━━━━━ Records for this exercise ━━━━━
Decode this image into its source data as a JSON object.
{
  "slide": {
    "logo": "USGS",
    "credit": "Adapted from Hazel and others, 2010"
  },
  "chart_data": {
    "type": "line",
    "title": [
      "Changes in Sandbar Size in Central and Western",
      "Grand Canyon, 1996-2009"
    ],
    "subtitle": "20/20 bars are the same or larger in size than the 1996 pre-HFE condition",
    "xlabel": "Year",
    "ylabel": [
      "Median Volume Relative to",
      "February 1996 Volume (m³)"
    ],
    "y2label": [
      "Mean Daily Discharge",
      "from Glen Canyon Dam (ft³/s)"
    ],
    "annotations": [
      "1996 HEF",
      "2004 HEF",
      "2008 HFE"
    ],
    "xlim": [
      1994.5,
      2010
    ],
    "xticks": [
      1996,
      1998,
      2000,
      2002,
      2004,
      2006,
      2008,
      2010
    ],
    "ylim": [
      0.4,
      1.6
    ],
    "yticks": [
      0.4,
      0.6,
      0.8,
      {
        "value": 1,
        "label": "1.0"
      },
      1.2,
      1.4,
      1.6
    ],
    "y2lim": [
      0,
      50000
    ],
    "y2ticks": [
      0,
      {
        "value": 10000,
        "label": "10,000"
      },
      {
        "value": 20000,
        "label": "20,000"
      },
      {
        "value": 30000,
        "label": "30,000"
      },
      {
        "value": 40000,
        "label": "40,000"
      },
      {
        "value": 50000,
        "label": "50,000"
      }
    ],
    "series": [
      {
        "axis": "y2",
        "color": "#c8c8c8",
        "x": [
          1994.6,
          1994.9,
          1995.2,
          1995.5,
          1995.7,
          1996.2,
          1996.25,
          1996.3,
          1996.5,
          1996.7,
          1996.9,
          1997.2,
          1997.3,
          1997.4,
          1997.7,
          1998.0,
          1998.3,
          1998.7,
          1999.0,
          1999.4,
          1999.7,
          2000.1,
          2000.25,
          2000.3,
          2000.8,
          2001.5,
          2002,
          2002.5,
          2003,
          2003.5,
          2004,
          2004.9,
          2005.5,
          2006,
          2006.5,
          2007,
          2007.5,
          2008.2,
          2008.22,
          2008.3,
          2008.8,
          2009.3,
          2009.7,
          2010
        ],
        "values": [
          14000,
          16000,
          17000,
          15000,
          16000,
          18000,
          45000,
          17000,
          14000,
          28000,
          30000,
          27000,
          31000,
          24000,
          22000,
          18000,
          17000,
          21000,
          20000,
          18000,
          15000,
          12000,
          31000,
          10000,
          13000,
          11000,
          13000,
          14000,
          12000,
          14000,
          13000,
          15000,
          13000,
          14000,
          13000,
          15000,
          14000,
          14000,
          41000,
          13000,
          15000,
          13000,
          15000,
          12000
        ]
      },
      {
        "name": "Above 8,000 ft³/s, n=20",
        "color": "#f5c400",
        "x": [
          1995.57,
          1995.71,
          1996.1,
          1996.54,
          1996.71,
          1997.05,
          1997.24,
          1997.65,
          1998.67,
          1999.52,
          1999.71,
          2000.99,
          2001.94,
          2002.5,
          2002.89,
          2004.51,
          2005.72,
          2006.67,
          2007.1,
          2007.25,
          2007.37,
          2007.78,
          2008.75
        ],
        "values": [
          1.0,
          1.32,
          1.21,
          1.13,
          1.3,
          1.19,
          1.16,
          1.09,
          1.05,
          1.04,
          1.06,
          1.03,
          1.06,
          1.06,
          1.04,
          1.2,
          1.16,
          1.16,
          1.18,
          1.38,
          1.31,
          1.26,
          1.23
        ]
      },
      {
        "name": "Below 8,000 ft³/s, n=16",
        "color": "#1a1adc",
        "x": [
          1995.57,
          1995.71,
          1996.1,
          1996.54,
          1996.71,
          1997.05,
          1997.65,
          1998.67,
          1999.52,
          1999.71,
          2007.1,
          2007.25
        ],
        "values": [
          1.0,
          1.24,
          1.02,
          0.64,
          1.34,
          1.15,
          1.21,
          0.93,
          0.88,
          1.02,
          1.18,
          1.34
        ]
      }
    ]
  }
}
━━━━━
━━━━━ Records for this exercise ━━━━━
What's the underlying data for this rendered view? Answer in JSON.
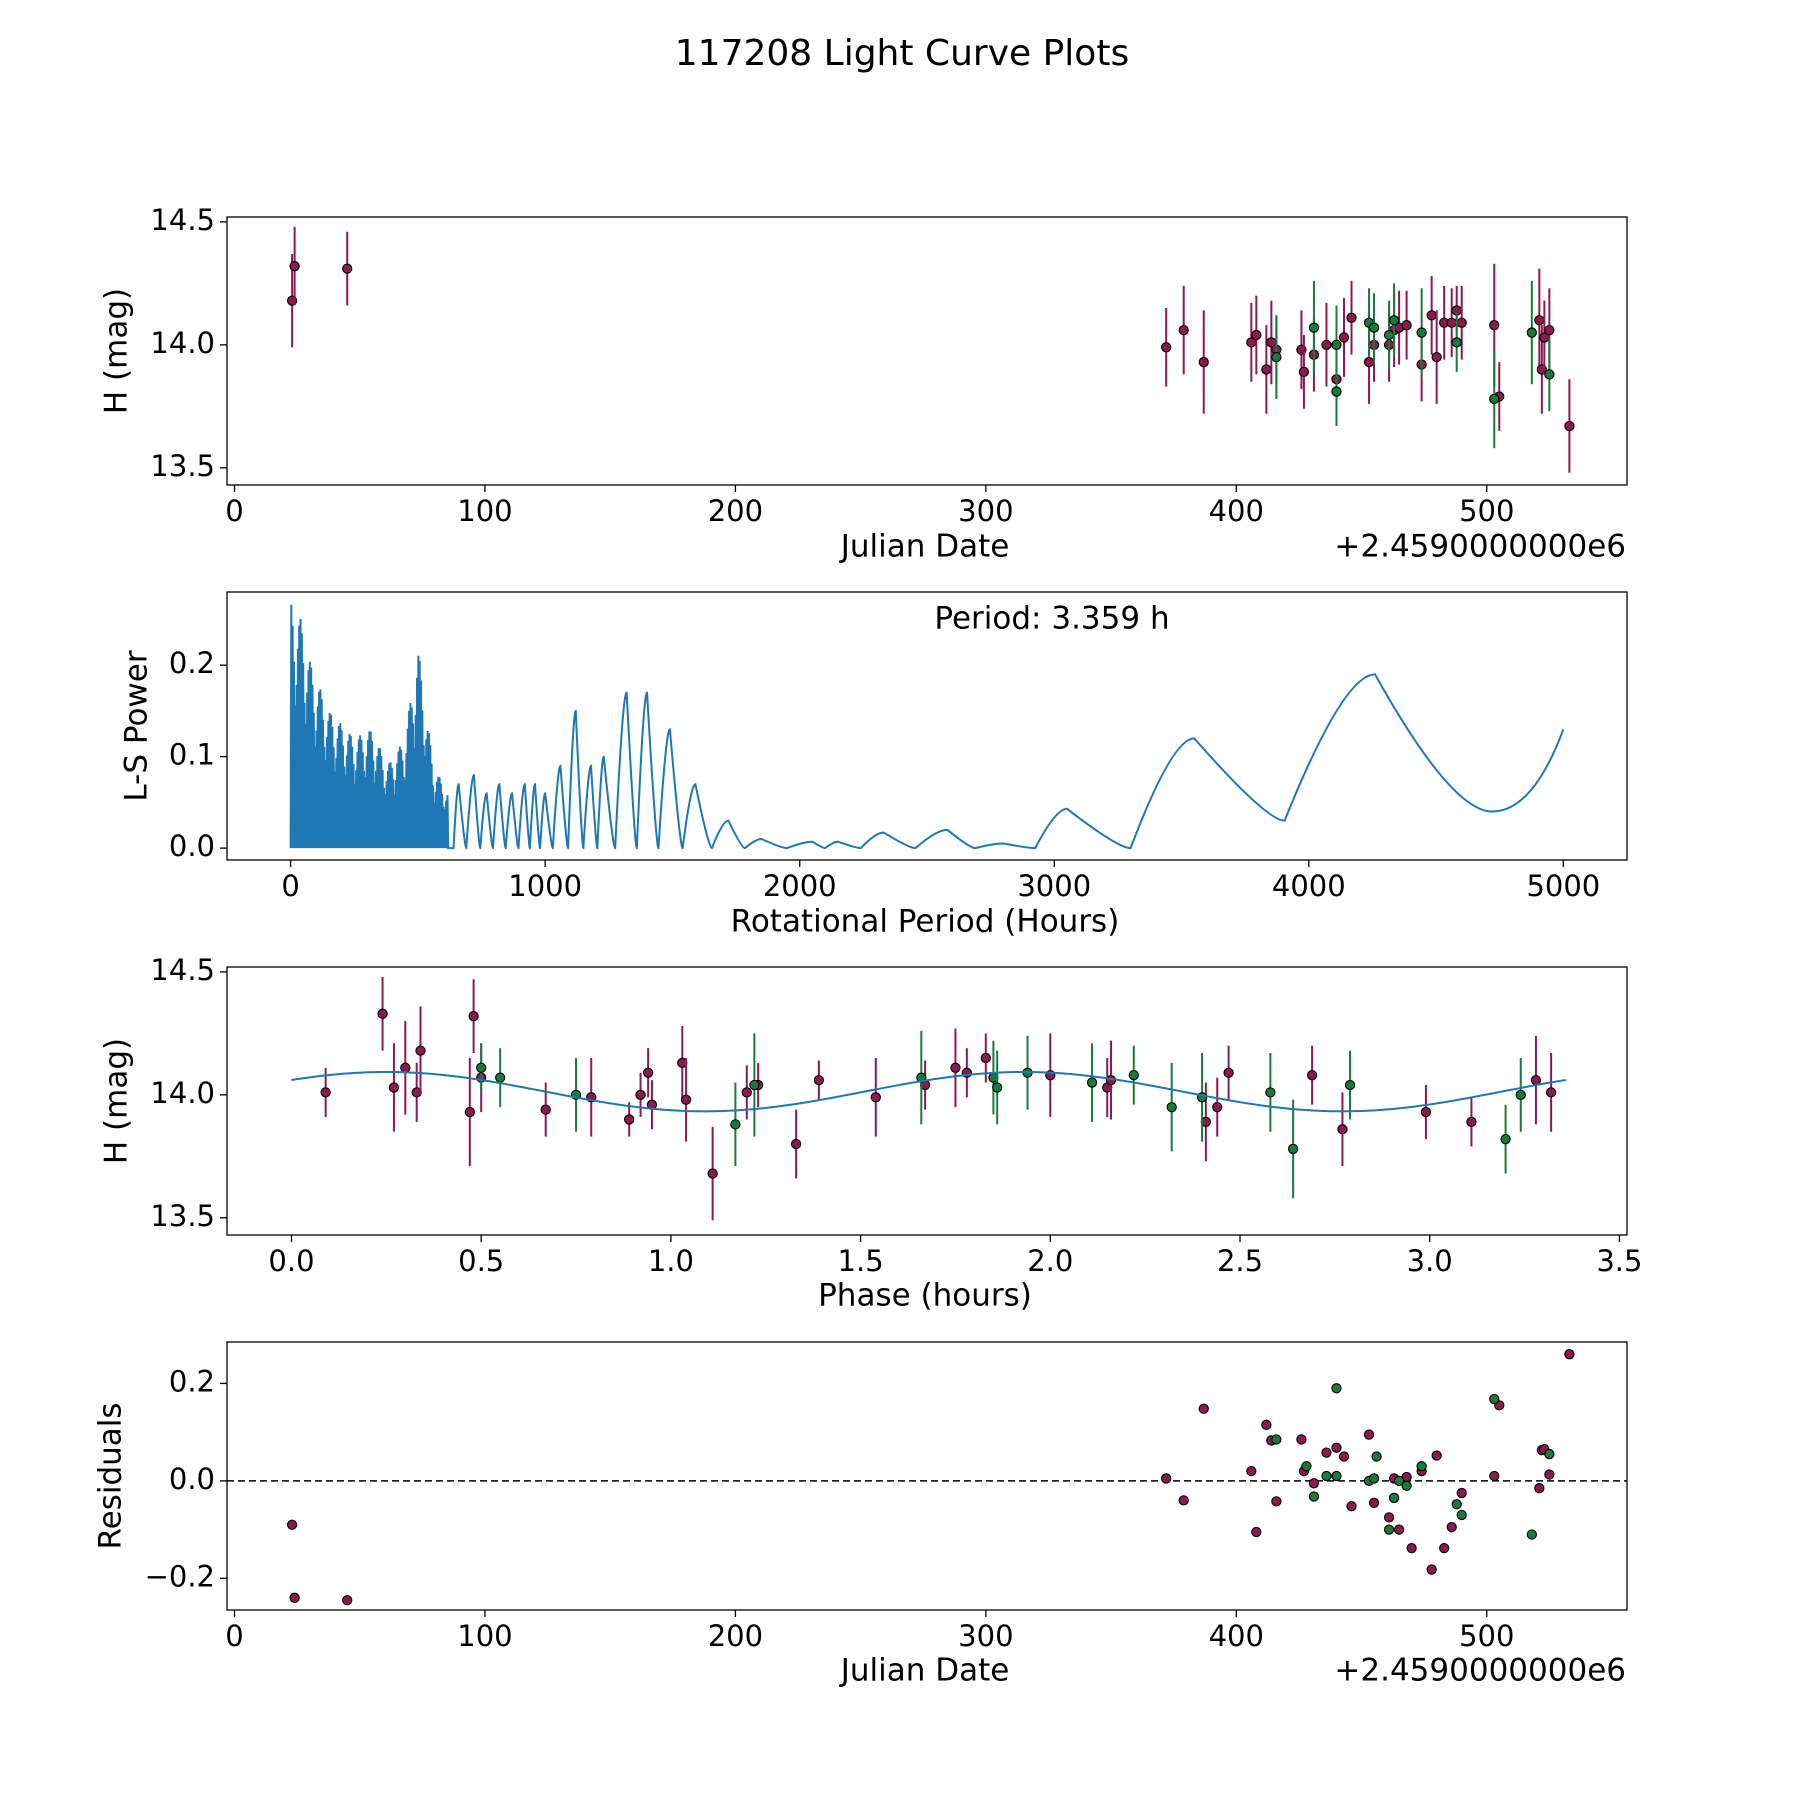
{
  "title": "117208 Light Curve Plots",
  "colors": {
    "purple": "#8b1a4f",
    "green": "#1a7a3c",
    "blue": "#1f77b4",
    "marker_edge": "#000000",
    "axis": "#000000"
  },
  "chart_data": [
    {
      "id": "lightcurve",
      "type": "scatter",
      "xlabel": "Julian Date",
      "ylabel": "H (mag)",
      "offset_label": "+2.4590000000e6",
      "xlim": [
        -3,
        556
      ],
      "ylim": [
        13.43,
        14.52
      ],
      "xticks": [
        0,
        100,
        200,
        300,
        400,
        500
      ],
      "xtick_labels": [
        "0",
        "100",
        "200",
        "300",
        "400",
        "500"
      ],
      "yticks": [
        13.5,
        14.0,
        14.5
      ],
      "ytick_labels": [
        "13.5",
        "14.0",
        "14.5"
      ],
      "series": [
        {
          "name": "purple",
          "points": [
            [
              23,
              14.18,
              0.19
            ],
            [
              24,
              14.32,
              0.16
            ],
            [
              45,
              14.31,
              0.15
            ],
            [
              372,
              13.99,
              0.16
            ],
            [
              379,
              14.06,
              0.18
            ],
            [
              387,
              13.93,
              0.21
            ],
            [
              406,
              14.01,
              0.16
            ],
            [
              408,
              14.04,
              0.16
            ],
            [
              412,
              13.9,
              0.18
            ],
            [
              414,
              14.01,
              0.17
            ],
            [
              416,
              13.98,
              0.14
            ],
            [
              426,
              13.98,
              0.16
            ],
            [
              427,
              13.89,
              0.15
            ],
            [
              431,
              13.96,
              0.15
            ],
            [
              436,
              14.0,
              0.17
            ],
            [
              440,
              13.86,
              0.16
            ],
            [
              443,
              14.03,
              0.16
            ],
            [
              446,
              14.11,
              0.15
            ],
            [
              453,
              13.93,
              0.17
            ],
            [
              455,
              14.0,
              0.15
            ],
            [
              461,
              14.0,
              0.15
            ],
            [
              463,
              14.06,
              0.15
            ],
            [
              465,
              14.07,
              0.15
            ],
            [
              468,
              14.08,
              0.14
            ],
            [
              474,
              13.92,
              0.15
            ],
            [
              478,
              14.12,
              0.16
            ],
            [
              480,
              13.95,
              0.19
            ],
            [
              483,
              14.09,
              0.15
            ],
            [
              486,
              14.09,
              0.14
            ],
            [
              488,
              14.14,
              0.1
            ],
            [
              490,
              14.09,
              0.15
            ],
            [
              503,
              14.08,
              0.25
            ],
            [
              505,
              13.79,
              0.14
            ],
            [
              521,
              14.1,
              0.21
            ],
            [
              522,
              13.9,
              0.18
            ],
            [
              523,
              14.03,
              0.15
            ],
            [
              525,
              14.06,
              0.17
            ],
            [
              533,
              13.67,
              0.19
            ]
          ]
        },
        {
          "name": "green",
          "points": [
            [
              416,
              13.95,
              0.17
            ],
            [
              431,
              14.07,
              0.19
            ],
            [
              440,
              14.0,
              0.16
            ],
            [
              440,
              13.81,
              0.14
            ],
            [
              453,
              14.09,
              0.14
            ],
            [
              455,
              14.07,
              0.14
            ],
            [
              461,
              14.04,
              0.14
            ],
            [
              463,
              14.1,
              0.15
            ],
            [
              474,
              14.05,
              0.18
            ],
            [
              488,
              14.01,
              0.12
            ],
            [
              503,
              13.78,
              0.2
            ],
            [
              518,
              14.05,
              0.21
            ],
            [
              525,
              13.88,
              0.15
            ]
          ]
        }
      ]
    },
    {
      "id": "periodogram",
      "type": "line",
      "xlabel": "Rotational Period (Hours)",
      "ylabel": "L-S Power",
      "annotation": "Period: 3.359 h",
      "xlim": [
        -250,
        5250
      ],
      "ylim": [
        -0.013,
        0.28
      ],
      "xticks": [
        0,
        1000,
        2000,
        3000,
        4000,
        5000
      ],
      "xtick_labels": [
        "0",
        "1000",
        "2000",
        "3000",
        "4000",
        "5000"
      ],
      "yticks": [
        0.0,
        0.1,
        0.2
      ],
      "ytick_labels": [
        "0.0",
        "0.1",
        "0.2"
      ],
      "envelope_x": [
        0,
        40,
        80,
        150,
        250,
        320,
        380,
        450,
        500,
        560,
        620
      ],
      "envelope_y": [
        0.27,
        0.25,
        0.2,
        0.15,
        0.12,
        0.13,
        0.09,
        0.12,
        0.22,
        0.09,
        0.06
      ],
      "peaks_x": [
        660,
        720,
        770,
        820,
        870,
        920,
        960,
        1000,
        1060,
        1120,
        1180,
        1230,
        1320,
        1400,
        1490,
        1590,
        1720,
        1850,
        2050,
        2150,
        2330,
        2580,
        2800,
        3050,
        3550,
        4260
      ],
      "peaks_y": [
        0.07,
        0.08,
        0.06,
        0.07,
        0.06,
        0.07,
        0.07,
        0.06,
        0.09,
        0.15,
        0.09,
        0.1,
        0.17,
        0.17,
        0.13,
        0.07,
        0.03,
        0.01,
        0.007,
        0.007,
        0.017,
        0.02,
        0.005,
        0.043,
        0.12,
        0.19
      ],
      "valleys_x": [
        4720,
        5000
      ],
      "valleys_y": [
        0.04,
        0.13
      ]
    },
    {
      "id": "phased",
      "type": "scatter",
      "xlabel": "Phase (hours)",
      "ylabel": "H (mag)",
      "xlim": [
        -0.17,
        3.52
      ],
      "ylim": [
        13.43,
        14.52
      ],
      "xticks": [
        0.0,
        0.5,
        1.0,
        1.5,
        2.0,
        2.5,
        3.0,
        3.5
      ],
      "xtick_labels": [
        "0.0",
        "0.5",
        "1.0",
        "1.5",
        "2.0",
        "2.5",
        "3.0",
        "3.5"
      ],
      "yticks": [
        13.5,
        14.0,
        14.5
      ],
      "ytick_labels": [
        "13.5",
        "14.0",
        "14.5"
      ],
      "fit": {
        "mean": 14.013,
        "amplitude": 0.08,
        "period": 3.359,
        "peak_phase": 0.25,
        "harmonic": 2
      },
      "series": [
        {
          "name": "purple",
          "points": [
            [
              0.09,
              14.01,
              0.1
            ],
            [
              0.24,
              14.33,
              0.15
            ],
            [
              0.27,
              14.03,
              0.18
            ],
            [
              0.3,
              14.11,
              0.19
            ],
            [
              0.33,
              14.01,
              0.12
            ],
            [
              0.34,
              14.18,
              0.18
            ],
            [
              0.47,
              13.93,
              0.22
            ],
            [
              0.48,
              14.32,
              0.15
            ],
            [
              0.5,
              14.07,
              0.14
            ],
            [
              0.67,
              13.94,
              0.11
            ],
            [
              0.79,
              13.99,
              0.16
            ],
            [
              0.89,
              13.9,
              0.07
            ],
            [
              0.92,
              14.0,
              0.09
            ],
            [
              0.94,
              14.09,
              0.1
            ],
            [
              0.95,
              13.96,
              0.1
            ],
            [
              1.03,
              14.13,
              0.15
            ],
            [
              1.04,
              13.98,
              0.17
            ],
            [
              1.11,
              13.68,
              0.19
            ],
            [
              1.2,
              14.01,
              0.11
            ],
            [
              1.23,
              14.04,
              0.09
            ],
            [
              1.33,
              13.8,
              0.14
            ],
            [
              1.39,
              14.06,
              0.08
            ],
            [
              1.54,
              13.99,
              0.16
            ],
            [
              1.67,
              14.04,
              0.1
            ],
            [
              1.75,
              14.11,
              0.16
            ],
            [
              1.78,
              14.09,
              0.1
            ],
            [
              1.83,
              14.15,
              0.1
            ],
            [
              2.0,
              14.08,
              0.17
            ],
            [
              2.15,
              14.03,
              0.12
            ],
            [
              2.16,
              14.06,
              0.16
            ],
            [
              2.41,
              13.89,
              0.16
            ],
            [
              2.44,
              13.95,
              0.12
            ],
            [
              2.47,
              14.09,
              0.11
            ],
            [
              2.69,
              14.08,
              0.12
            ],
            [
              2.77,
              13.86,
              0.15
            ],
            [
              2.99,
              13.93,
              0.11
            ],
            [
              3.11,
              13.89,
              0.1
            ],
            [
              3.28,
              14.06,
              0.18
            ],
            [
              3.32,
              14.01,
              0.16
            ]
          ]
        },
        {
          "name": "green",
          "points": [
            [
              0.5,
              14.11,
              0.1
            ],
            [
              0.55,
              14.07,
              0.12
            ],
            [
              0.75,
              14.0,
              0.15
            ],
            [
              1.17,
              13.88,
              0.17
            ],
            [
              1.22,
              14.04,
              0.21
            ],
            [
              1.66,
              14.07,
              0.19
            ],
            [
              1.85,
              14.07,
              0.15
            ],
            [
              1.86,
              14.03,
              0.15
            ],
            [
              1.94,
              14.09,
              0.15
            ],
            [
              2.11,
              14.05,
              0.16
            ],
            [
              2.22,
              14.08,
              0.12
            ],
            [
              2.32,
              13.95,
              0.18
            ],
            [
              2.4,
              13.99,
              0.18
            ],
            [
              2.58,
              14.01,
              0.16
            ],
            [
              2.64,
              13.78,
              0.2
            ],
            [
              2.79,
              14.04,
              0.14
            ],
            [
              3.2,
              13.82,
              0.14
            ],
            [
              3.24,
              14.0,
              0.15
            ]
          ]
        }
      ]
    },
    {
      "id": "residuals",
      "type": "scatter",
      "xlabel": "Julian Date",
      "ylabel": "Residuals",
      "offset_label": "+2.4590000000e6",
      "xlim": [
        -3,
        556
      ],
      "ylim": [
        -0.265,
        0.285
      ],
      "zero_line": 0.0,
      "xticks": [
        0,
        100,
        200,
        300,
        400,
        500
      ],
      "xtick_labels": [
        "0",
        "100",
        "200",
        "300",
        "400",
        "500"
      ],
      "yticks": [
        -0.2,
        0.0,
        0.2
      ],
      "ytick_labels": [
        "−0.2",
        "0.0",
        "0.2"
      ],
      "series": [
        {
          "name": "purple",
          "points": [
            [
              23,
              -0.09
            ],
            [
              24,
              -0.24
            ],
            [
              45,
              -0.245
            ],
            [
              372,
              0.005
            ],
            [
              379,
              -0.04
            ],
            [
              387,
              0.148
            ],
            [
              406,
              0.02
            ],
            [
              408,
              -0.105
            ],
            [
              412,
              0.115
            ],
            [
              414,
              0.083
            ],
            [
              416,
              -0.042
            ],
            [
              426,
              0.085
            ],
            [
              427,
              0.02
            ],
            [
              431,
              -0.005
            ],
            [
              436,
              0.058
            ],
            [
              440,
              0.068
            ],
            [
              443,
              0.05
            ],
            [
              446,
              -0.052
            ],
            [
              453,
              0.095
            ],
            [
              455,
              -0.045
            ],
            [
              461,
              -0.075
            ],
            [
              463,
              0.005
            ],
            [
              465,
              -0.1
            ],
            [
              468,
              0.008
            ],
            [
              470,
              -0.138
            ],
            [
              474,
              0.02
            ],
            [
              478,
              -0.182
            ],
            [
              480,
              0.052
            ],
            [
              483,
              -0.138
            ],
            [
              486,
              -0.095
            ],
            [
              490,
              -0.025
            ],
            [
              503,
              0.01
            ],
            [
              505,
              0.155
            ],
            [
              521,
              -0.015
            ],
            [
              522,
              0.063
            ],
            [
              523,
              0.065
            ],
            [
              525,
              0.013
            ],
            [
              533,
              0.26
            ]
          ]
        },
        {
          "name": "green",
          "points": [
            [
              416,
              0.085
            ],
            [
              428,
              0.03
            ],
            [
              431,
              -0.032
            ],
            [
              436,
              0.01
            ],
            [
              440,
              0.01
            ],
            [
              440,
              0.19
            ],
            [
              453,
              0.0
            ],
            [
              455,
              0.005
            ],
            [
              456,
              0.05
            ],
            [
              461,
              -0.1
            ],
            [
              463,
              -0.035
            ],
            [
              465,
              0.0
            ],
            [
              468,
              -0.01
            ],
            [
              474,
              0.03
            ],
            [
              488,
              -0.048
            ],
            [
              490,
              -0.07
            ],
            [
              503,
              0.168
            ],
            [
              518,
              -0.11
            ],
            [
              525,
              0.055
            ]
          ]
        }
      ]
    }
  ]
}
━━━━━
━━━━━ Records for this exercise ━━━━━
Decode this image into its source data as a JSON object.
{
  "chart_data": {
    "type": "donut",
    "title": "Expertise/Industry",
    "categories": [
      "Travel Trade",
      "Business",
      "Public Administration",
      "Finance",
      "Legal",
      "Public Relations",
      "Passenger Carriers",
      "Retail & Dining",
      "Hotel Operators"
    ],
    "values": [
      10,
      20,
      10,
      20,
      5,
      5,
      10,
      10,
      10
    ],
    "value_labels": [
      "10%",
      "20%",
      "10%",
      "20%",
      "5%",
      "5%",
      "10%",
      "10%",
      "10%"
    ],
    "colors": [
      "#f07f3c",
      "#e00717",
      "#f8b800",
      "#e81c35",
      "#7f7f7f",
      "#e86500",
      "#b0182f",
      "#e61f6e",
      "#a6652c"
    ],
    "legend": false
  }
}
━━━━━
Goal: Pull out the lines above in which the word "ylabel" appears.

Exercise answer:
    "ylabel": [
      "ylabel": "H (mag)",
      "ylabel": "L-S Power",
      "ylabel": "H (mag)",
      "ylabel": "Residuals",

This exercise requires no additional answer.